--- Start Task data ---
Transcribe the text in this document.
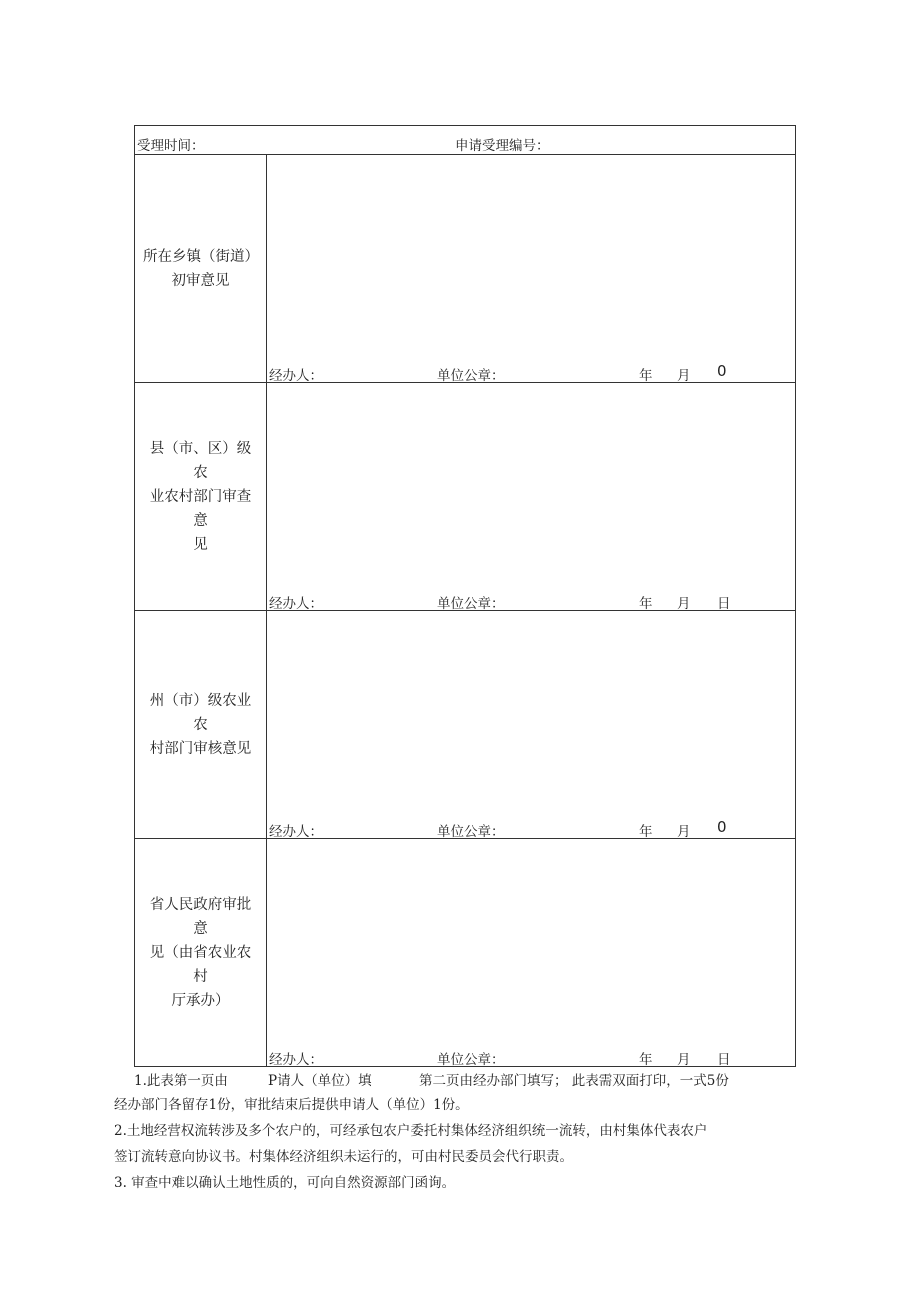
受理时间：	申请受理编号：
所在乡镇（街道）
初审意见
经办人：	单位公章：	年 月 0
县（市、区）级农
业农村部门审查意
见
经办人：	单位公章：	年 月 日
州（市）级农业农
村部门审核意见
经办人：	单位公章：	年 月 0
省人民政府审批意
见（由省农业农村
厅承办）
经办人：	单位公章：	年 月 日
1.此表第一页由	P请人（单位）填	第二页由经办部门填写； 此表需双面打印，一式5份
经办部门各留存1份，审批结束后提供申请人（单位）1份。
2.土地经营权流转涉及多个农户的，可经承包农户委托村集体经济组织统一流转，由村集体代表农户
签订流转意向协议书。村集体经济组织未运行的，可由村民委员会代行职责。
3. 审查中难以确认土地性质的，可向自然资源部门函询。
--- End Task data ---
Written exercise
Reproduce all of the data exactly, omitting each picture it holds.

Output below
Transcribe the text in this document.
受理时间：	申请受理编号：
所在乡镇（街道）
初审意见
经办人：	单位公章：	年 月 0
县（市、区）级农
业农村部门审查意
见
经办人：	单位公章：	年 月 日
州（市）级农业农
村部门审核意见
经办人：	单位公章：	年 月 0
省人民政府审批意
见（由省农业农村
厅承办）
经办人：	单位公章：	年 月 日
1.此表第一页由	P请人（单位）填	第二页由经办部门填写； 此表需双面打印，一式5份
经办部门各留存1份，审批结束后提供申请人（单位）1份。
2.土地经营权流转涉及多个农户的，可经承包农户委托村集体经济组织统一流转，由村集体代表农户
签订流转意向协议书。村集体经济组织未运行的，可由村民委员会代行职责。
3. 审查中难以确认土地性质的，可向自然资源部门函询。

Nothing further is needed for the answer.